= BRIEF =
Please reproduce every line of the records below word for word, with nothing added or left out.

= DATASET =
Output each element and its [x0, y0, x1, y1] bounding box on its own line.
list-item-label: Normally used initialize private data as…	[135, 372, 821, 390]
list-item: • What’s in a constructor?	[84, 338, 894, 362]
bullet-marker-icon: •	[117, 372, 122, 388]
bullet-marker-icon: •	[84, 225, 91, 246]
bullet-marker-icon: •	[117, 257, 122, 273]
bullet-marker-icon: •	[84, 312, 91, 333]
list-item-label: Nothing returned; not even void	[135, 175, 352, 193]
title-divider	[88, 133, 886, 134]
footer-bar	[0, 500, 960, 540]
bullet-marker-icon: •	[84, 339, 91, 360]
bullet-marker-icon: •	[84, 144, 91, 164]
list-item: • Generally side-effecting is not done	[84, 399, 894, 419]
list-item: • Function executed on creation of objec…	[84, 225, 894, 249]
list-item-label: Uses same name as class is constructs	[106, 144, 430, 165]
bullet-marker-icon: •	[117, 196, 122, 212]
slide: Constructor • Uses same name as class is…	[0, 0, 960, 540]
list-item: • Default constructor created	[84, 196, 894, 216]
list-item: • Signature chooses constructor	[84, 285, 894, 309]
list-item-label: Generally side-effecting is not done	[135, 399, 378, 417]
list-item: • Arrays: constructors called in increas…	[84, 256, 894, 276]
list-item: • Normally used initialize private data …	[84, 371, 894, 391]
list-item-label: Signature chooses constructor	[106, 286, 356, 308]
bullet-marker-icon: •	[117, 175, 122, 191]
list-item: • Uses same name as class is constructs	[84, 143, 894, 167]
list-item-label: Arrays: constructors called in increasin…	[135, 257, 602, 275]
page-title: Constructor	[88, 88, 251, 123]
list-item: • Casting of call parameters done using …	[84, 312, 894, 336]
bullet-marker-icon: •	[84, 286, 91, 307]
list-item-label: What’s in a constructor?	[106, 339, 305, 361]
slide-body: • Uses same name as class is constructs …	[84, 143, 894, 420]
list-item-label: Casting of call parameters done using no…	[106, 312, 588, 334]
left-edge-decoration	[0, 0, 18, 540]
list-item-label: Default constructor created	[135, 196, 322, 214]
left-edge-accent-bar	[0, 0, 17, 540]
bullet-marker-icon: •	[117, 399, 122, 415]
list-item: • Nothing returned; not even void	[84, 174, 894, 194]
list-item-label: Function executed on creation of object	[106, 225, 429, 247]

= FULL SOLUTION =
Output each element and its [x0, y0, x1, y1] bounding box on its own line.
list-item-label: Normally used initialize private data as…	[135, 372, 821, 390]
list-item: • What’s in a constructor?	[84, 338, 894, 362]
bullet-marker-icon: •	[117, 372, 122, 388]
bullet-marker-icon: •	[84, 225, 91, 246]
bullet-marker-icon: •	[117, 257, 122, 273]
bullet-marker-icon: •	[84, 312, 91, 333]
list-item-label: Nothing returned; not even void	[135, 175, 352, 193]
title-divider	[88, 133, 886, 134]
footer-bar	[0, 500, 960, 540]
bullet-marker-icon: •	[84, 339, 91, 360]
bullet-marker-icon: •	[84, 144, 91, 164]
list-item: • Generally side-effecting is not done	[84, 399, 894, 419]
list-item: • Function executed on creation of objec…	[84, 225, 894, 249]
list-item-label: Uses same name as class is constructs	[106, 144, 430, 165]
bullet-marker-icon: •	[117, 196, 122, 212]
slide: Constructor • Uses same name as class is…	[0, 0, 960, 540]
list-item: • Default constructor created	[84, 196, 894, 216]
list-item: • Signature chooses constructor	[84, 285, 894, 309]
list-item-label: Generally side-effecting is not done	[135, 399, 378, 417]
list-item: • Arrays: constructors called in increas…	[84, 256, 894, 276]
list-item: • Normally used initialize private data …	[84, 371, 894, 391]
list-item-label: Signature chooses constructor	[106, 286, 356, 308]
bullet-marker-icon: •	[117, 175, 122, 191]
list-item: • Uses same name as class is constructs	[84, 143, 894, 167]
list-item-label: Arrays: constructors called in increasin…	[135, 257, 602, 275]
page-title: Constructor	[88, 88, 251, 123]
list-item: • Casting of call parameters done using …	[84, 312, 894, 336]
bullet-marker-icon: •	[84, 286, 91, 307]
list-item-label: What’s in a constructor?	[106, 339, 305, 361]
slide-body: • Uses same name as class is constructs …	[84, 143, 894, 420]
list-item-label: Casting of call parameters done using no…	[106, 312, 588, 334]
left-edge-decoration	[0, 0, 18, 540]
list-item-label: Default constructor created	[135, 196, 322, 214]
left-edge-accent-bar	[0, 0, 17, 540]
bullet-marker-icon: •	[117, 399, 122, 415]
list-item: • Nothing returned; not even void	[84, 174, 894, 194]
list-item-label: Function executed on creation of object	[106, 225, 429, 247]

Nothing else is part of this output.